- **EXERCISE TASK**: Copy out, unchanged, the entries below from the "Convert this document image to plain text." line to the final line. Omit pictures.

[Dataset items]
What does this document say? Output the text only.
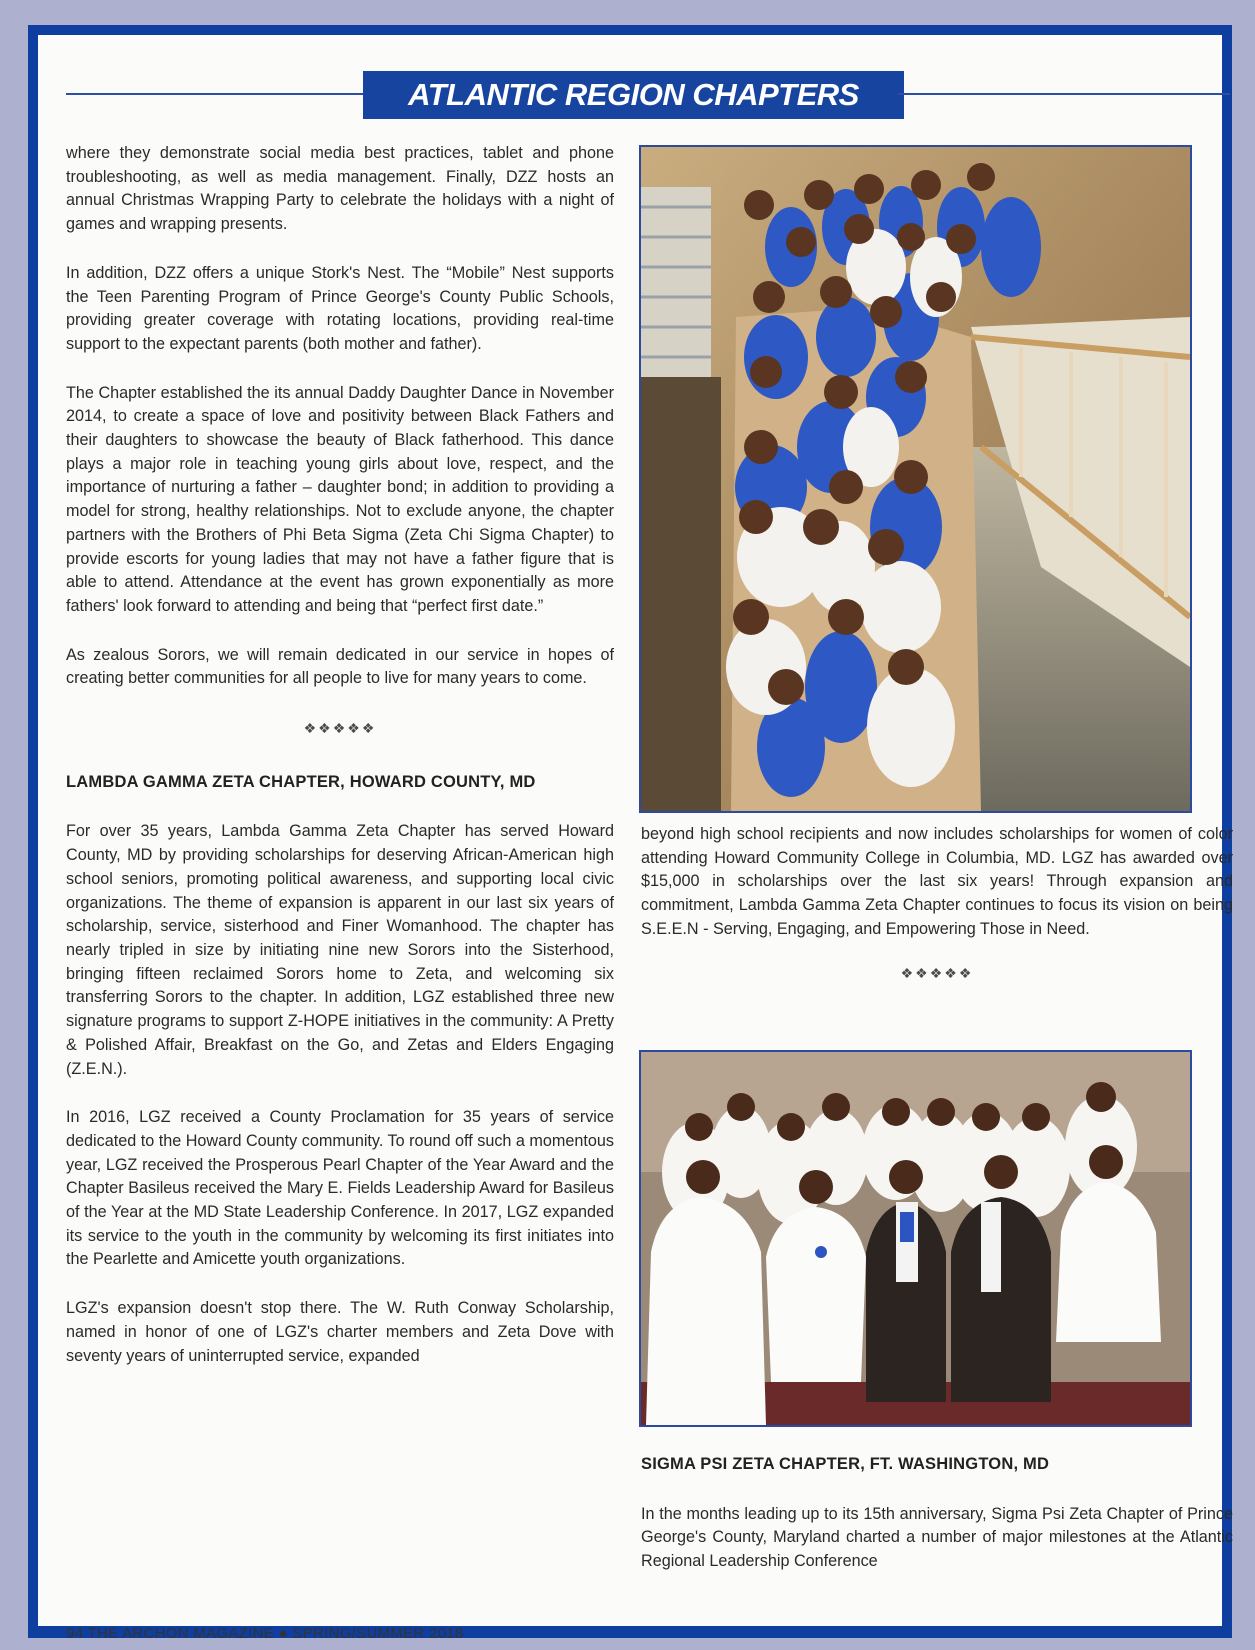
ATLANTIC REGION CHAPTERS

where they demonstrate social media best practices, tablet and phone troubleshooting, as well as media management. Finally, DZZ hosts an annual Christmas Wrapping Party to celebrate the holidays with a night of games and wrapping presents.

In addition, DZZ offers a unique Stork's Nest. The “Mobile” Nest supports the Teen Parenting Program of Prince George's County Public Schools, providing greater coverage with rotating locations, providing real-time support to the expectant parents (both mother and father).

The Chapter established the its annual Daddy Daughter Dance in November 2014, to create a space of love and positivity between Black Fathers and their daughters to showcase the beauty of Black fatherhood. This dance plays a major role in teaching young girls about love, respect, and the importance of nurturing a father – daughter bond; in addition to providing a model for strong, healthy relationships. Not to exclude anyone, the chapter partners with the Brothers of Phi Beta Sigma (Zeta Chi Sigma Chapter) to provide escorts for young ladies that may not have a father figure that is able to attend. Attendance at the event has grown exponentially as more fathers' look forward to attending and being that “perfect first date.”

As zealous Sorors, we will remain dedicated in our service in hopes of creating better communities for all people to live for many years to come.

❖❖❖❖❖
LAMBDA GAMMA ZETA CHAPTER, HOWARD COUNTY, MD

For over 35 years, Lambda Gamma Zeta Chapter has served Howard County, MD by providing scholarships for deserving African-American high school seniors, promoting political awareness, and supporting local civic organizations. The theme of expansion is apparent in our last six years of scholarship, service, sisterhood and Finer Womanhood. The chapter has nearly tripled in size by initiating nine new Sorors into the Sisterhood, bringing fifteen reclaimed Sorors home to Zeta, and welcoming six transferring Sorors to the chapter. In addition, LGZ established three new signature programs to support Z-HOPE initiatives in the community: A Pretty & Polished Affair, Breakfast on the Go, and Zetas and Elders Engaging (Z.E.N.).

In 2016, LGZ received a County Proclamation for 35 years of service dedicated to the Howard County community. To round off such a momentous year, LGZ received the Prosperous Pearl Chapter of the Year Award and the Chapter Basileus received the Mary E. Fields Leadership Award for Basileus of the Year at the MD State Leadership Conference. In 2017, LGZ expanded its service to the youth in the community by welcoming its first initiates into the Pearlette and Amicette youth organizations.

LGZ's expansion doesn't stop there. The W. Ruth Conway Scholarship, named in honor of one of LGZ's charter members and Zeta Dove with seventy years of uninterrupted service, expanded

beyond high school recipients and now includes scholarships for women of color attending Howard Community College in Columbia, MD. LGZ has awarded over $15,000 in scholarships over the last six years! Through expansion and commitment, Lambda Gamma Zeta Chapter continues to focus its vision on being S.E.E.N - Serving, Engaging, and Empowering Those in Need.

❖❖❖❖❖
SIGMA PSI ZETA CHAPTER, FT. WASHINGTON, MD

In the months leading up to its 15th anniversary, Sigma Psi Zeta Chapter of Prince George's County, Maryland charted a number of major milestones at the Atlantic Regional Leadership Conference

94 THE ARCHON MAGAZINE ● SPRING/SUMMER 2018
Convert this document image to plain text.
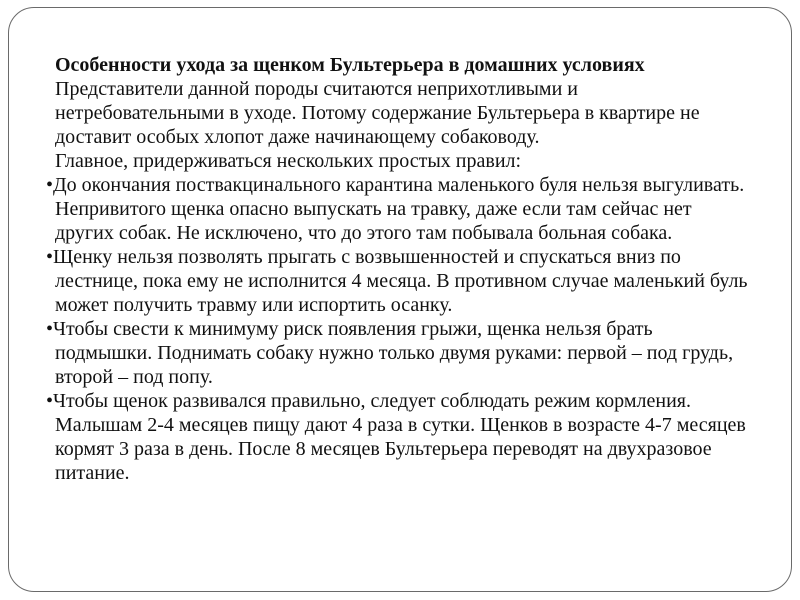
Особенности ухода за щенком Бультерьера в домашних условиях

Представители данной породы считаются неприхотливыми и нетребовательными в уходе. Потому содержание Бультерьера в квартире не доставит особых хлопот даже начинающему собаководу.

Главное, придерживаться нескольких простых правил:

•До окончания поствакцинального карантина маленького буля нельзя выгуливать. Непривитого щенка опасно выпускать на травку, даже если там сейчас нет других собак. Не исключено, что до этого там побывала больная собака.
•Щенку нельзя позволять прыгать с возвышенностей и спускаться вниз по лестнице, пока ему не исполнится 4 месяца. В противном случае маленький буль может получить травму или испортить осанку.
•Чтобы свести к минимуму риск появления грыжи, щенка нельзя брать подмышки. Поднимать собаку нужно только двумя руками: первой – под грудь, второй – под попу.
•Чтобы щенок развивался правильно, следует соблюдать режим кормления. Малышам 2-4 месяцев пищу дают 4 раза в сутки. Щенков в возрасте 4-7 месяцев кормят 3 раза в день. После 8 месяцев Бультерьера переводят на двухразовое питание.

- **CORRECT ANSWER**:
Convert this document image to plain text.
Особенности ухода за щенком Бультерьера в домашних условиях

Представители данной породы считаются неприхотливыми и нетребовательными в уходе. Потому содержание Бультерьера в квартире не доставит особых хлопот даже начинающему собаководу.

Главное, придерживаться нескольких простых правил:

•До окончания поствакцинального карантина маленького буля нельзя выгуливать. Непривитого щенка опасно выпускать на травку, даже если там сейчас нет других собак. Не исключено, что до этого там побывала больная собака.
•Щенку нельзя позволять прыгать с возвышенностей и спускаться вниз по лестнице, пока ему не исполнится 4 месяца. В противном случае маленький буль может получить травму или испортить осанку.
•Чтобы свести к минимуму риск появления грыжи, щенка нельзя брать подмышки. Поднимать собаку нужно только двумя руками: первой – под грудь, второй – под попу.
•Чтобы щенок развивался правильно, следует соблюдать режим кормления. Малышам 2-4 месяцев пищу дают 4 раза в сутки. Щенков в возрасте 4-7 месяцев кормят 3 раза в день. После 8 месяцев Бультерьера переводят на двухразовое питание.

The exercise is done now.